[Start of LISTED RECORDS]

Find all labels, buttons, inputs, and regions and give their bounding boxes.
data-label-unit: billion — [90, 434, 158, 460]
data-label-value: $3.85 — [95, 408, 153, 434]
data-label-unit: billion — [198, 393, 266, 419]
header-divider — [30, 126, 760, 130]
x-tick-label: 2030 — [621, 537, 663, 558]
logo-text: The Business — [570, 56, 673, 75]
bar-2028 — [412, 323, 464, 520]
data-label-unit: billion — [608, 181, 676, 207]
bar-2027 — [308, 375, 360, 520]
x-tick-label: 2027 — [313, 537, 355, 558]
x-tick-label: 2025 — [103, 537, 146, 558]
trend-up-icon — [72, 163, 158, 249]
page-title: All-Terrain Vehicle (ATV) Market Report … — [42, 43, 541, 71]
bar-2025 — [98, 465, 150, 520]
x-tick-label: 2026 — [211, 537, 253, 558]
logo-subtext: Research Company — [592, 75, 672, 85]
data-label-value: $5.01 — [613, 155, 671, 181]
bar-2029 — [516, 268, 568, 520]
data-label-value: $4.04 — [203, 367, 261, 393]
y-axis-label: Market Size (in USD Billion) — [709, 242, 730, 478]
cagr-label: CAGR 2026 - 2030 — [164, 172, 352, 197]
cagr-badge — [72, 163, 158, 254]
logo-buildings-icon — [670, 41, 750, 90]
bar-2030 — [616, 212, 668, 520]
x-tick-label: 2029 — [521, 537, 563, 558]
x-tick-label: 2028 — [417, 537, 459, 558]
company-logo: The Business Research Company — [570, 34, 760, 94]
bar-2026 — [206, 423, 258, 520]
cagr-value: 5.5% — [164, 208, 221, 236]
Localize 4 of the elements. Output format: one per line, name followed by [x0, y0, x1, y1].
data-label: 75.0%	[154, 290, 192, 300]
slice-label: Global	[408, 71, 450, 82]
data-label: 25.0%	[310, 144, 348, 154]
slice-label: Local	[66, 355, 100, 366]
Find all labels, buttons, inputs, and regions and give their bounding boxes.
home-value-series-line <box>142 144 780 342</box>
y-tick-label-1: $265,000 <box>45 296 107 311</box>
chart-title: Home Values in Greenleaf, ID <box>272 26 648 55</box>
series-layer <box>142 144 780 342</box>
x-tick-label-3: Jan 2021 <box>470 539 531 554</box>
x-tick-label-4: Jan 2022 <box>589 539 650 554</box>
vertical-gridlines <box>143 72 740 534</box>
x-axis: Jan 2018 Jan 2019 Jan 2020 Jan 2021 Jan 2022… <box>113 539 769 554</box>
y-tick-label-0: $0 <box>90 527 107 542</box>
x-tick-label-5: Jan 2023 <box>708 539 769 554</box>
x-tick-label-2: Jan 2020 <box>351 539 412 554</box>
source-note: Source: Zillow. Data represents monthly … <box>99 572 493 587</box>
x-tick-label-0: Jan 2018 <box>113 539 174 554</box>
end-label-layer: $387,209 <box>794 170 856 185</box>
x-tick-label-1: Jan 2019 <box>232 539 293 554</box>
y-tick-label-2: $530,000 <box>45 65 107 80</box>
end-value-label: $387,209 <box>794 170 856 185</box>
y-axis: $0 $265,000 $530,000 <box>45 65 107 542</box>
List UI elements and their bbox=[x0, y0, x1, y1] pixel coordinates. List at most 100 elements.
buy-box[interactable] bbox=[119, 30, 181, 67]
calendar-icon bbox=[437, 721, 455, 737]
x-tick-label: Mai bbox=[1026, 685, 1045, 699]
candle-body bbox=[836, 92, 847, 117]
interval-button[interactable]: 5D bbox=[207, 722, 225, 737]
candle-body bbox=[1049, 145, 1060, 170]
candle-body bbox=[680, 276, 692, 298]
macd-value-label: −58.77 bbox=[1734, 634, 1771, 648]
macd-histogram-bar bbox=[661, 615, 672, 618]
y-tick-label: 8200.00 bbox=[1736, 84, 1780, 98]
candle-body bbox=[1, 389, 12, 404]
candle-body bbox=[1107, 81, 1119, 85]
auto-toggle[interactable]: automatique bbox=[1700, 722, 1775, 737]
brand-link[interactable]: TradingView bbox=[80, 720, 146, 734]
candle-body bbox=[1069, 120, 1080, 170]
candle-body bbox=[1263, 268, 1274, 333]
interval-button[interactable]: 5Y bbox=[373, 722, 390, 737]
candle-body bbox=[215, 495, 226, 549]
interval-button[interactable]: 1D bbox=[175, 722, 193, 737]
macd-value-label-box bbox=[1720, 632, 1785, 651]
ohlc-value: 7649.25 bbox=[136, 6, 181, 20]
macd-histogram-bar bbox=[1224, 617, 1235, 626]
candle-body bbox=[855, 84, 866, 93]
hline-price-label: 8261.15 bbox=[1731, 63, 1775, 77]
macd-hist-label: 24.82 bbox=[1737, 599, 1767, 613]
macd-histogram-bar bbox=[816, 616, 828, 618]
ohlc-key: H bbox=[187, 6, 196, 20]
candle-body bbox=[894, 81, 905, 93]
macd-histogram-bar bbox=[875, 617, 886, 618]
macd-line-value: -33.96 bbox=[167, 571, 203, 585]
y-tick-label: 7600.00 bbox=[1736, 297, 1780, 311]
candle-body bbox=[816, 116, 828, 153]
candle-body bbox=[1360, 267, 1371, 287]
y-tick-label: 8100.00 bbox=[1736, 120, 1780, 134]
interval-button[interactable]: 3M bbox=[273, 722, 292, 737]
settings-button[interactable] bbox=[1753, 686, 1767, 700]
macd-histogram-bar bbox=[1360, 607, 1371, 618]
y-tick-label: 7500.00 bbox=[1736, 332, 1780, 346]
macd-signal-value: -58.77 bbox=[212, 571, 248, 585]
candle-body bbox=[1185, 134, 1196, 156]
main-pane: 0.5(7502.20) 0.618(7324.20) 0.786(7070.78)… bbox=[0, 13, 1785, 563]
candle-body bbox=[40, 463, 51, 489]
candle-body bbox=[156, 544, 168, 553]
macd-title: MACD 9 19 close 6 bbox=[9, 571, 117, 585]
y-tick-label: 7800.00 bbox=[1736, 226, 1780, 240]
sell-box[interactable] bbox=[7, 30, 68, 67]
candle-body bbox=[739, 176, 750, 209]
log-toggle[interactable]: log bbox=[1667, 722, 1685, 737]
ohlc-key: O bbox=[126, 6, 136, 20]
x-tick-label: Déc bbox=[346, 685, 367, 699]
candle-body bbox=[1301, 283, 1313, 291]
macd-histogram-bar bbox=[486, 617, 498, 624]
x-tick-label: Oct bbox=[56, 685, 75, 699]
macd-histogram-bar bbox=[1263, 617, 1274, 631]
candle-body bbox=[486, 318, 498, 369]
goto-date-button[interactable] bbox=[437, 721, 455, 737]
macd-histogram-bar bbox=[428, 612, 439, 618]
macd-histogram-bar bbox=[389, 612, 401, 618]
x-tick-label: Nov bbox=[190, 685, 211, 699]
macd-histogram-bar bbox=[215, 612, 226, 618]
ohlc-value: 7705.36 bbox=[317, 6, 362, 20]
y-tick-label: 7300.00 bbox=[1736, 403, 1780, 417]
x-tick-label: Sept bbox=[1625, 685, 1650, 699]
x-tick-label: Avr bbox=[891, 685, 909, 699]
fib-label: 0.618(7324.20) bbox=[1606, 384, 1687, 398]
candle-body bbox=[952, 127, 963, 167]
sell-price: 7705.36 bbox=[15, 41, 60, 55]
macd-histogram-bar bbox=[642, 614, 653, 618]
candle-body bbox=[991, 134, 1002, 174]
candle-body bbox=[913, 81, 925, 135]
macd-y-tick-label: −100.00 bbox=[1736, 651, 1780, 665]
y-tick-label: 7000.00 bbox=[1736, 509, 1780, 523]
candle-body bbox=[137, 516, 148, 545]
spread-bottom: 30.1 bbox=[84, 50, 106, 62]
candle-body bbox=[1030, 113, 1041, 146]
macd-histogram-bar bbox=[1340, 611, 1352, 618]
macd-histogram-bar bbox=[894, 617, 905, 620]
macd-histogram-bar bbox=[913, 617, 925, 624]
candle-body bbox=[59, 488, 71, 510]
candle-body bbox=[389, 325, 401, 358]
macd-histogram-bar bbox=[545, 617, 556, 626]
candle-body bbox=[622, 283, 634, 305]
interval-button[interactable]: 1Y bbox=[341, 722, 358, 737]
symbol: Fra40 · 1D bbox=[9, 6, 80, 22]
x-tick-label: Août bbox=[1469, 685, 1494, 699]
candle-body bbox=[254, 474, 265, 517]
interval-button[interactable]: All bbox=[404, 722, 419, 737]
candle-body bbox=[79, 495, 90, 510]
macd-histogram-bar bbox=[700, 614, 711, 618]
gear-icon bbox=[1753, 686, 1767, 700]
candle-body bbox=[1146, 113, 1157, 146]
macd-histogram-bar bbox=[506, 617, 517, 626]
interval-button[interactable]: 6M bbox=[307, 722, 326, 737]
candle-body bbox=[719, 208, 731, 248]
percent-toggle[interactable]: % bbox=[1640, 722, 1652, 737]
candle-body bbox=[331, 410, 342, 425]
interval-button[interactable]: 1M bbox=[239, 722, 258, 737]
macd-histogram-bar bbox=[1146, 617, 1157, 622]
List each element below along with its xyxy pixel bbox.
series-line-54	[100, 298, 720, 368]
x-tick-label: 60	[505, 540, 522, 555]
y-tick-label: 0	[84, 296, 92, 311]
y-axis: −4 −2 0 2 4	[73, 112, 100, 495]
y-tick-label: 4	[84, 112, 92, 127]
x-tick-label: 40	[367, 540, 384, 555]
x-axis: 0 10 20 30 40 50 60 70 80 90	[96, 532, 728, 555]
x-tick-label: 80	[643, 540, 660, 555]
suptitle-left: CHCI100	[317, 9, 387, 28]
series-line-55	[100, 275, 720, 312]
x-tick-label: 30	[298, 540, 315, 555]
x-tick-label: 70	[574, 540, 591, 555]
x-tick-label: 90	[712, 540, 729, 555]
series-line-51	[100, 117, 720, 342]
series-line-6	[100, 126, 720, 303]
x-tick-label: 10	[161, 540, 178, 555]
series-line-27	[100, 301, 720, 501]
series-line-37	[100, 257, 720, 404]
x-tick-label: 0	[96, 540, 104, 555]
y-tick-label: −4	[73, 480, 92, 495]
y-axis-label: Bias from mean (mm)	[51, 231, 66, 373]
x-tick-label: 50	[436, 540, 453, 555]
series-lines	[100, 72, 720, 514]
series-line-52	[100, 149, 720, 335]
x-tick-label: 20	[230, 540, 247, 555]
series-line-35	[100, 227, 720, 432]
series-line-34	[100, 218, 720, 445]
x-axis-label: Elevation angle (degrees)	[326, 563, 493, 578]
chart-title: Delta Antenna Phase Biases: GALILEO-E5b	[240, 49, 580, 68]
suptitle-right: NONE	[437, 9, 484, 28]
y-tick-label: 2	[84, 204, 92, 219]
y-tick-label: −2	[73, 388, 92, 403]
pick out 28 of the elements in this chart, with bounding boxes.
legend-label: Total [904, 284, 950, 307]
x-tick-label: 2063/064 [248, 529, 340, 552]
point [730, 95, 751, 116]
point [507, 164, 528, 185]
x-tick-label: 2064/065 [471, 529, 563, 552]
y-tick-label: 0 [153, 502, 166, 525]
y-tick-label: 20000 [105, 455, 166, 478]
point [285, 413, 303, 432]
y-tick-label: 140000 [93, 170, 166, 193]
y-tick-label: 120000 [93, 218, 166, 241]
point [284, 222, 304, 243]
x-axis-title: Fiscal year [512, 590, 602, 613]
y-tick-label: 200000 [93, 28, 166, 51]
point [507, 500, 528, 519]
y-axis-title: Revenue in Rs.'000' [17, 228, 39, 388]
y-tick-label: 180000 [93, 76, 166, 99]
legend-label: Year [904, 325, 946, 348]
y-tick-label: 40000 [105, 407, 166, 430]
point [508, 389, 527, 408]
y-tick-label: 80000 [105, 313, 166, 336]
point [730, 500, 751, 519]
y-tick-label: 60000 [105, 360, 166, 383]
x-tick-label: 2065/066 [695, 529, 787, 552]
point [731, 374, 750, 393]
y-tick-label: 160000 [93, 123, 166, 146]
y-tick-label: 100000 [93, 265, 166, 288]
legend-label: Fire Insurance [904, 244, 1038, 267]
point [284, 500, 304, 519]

[End of LISTED RECORDS]

**AIM:**
Update the data from its first line down through the line containing "header-divider — [30, 126, 760, 130]", inclusive, replacing "data-label-unit" with "data-label-suffix" and leaving everything else unchanged.

**SOLUTION TO THIS PROBLEM:**
Find all labels, buttons, inputs, and regions and give their bounding boxes.
data-label-suffix: billion — [90, 434, 158, 460]
data-label-value: $3.85 — [95, 408, 153, 434]
data-label-suffix: billion — [198, 393, 266, 419]
header-divider — [30, 126, 760, 130]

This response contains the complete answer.